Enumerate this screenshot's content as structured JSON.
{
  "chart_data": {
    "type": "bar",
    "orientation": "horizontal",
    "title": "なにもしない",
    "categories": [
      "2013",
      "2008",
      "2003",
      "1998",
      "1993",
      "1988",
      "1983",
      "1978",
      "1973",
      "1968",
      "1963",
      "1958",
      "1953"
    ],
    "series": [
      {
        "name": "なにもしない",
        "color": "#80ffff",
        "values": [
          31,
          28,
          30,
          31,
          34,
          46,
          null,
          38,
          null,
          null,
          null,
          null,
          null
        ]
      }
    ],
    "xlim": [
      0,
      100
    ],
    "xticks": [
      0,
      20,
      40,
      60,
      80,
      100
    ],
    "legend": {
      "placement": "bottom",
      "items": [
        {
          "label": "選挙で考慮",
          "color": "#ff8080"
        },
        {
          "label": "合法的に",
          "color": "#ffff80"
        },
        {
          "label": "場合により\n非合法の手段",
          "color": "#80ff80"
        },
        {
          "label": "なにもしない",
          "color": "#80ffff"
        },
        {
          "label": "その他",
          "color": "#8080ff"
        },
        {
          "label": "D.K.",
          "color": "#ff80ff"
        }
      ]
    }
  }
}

__Do this__.
Copy all of the data. Keep every word exactly as it is.

__Expected answer__.
Enumerate this screenshot's content as structured JSON.
{
  "chart_data": {
    "type": "bar",
    "orientation": "horizontal",
    "title": "なにもしない",
    "categories": [
      "2013",
      "2008",
      "2003",
      "1998",
      "1993",
      "1988",
      "1983",
      "1978",
      "1973",
      "1968",
      "1963",
      "1958",
      "1953"
    ],
    "series": [
      {
        "name": "なにもしない",
        "color": "#80ffff",
        "values": [
          31,
          28,
          30,
          31,
          34,
          46,
          null,
          38,
          null,
          null,
          null,
          null,
          null
        ]
      }
    ],
    "xlim": [
      0,
      100
    ],
    "xticks": [
      0,
      20,
      40,
      60,
      80,
      100
    ],
    "legend": {
      "placement": "bottom",
      "items": [
        {
          "label": "選挙で考慮",
          "color": "#ff8080"
        },
        {
          "label": "合法的に",
          "color": "#ffff80"
        },
        {
          "label": "場合により\n非合法の手段",
          "color": "#80ff80"
        },
        {
          "label": "なにもしない",
          "color": "#80ffff"
        },
        {
          "label": "その他",
          "color": "#8080ff"
        },
        {
          "label": "D.K.",
          "color": "#ff80ff"
        }
      ]
    }
  }
}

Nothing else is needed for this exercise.